-- Start --

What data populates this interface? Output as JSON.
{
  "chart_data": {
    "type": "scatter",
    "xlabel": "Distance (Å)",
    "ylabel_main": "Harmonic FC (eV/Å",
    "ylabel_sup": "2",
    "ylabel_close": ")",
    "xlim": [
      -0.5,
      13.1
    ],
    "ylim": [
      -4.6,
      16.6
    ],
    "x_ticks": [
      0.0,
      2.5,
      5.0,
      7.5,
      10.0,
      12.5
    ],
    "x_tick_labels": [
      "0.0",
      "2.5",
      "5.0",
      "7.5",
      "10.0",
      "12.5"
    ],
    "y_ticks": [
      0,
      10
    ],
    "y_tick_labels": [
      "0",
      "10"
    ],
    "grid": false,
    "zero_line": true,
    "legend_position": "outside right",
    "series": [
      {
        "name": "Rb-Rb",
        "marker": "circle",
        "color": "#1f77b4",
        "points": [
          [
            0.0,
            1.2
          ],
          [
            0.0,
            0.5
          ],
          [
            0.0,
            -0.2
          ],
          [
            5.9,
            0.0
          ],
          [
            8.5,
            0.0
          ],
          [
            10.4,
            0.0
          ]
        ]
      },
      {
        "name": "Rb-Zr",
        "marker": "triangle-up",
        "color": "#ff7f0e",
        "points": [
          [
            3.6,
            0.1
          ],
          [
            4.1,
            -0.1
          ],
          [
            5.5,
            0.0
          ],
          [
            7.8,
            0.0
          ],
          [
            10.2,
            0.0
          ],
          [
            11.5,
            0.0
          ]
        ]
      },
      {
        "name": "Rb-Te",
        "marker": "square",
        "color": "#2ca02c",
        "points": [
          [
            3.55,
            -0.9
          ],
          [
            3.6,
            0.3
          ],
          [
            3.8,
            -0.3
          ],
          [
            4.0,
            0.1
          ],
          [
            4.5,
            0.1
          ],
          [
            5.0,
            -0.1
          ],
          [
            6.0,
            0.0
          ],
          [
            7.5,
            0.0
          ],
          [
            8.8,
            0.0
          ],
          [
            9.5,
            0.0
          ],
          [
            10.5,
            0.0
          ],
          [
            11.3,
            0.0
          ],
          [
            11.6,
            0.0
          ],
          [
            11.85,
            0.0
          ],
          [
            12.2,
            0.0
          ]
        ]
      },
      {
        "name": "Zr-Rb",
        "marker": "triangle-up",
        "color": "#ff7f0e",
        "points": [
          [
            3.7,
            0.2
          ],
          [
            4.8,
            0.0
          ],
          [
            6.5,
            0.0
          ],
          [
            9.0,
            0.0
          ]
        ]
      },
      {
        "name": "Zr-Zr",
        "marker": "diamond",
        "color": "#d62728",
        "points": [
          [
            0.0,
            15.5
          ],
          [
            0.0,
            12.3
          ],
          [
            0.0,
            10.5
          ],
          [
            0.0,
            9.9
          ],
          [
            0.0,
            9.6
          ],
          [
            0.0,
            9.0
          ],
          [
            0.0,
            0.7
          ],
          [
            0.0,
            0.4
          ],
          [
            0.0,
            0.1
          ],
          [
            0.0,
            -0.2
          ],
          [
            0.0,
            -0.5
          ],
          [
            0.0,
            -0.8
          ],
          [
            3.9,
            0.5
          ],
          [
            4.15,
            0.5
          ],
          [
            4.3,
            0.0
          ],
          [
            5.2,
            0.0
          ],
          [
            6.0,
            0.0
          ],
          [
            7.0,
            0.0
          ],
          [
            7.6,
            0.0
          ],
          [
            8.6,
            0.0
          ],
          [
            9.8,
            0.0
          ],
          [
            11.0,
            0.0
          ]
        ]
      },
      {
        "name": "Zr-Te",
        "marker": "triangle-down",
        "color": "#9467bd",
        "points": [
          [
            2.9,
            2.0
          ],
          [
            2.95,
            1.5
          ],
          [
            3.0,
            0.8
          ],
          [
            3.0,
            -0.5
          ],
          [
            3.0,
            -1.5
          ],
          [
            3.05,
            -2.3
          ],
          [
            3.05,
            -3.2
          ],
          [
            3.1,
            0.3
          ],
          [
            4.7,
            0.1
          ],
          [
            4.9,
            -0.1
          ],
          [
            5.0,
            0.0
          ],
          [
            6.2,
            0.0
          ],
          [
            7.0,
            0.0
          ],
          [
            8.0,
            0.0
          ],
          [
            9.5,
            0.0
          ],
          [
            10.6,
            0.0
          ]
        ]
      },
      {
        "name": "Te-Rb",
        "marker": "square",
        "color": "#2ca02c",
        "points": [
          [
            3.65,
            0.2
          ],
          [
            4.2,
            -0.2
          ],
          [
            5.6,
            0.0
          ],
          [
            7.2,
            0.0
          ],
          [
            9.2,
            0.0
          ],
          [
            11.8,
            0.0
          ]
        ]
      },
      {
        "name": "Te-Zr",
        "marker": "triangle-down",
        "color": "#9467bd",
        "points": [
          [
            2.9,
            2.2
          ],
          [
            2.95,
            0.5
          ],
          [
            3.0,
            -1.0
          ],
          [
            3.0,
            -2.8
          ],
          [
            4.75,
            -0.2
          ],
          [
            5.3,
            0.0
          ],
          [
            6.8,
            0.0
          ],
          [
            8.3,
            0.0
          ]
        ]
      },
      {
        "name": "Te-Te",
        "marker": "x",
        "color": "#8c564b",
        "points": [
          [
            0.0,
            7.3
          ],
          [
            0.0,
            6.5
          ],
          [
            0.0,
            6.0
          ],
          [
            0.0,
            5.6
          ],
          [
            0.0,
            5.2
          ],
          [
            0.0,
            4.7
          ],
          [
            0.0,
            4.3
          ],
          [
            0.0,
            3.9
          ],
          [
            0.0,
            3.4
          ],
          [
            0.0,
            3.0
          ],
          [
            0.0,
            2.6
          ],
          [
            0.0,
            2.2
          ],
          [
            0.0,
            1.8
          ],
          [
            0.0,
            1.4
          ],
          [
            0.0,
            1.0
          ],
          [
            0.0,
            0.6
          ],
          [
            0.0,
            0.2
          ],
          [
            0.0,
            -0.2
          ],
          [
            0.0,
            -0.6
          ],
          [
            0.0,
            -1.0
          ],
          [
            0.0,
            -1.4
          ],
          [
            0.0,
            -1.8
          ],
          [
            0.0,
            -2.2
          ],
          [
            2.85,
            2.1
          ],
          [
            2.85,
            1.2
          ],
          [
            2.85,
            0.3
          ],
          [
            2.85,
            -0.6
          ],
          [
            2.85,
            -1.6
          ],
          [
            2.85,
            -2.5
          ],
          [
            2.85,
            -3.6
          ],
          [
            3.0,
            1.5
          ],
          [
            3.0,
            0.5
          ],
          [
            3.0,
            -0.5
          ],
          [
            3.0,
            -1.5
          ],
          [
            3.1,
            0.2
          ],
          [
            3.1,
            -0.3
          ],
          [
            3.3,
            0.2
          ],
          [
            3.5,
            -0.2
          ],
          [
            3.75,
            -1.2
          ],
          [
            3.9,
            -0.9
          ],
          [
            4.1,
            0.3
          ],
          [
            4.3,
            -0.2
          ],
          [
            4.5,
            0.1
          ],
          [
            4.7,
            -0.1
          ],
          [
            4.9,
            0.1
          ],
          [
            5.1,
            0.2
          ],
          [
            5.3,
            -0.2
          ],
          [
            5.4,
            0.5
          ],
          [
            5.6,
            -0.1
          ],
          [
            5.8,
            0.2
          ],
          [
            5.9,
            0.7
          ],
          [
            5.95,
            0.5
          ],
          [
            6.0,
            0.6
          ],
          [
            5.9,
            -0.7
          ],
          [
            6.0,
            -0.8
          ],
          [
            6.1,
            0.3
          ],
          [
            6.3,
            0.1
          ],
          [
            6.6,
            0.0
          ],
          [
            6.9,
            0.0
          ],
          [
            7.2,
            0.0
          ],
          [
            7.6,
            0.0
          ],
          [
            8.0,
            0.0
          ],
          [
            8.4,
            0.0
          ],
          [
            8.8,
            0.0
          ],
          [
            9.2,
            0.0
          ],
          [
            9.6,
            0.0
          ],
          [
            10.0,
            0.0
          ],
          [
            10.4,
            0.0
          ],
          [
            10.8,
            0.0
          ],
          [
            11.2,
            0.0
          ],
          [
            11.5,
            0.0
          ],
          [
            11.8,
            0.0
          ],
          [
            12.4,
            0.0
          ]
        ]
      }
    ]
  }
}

-- End --

• _GOAL_
Give the number of lines above in which the word "name" occurs, with nothing else.

• _ANSWER TO THE EXERCISE_
9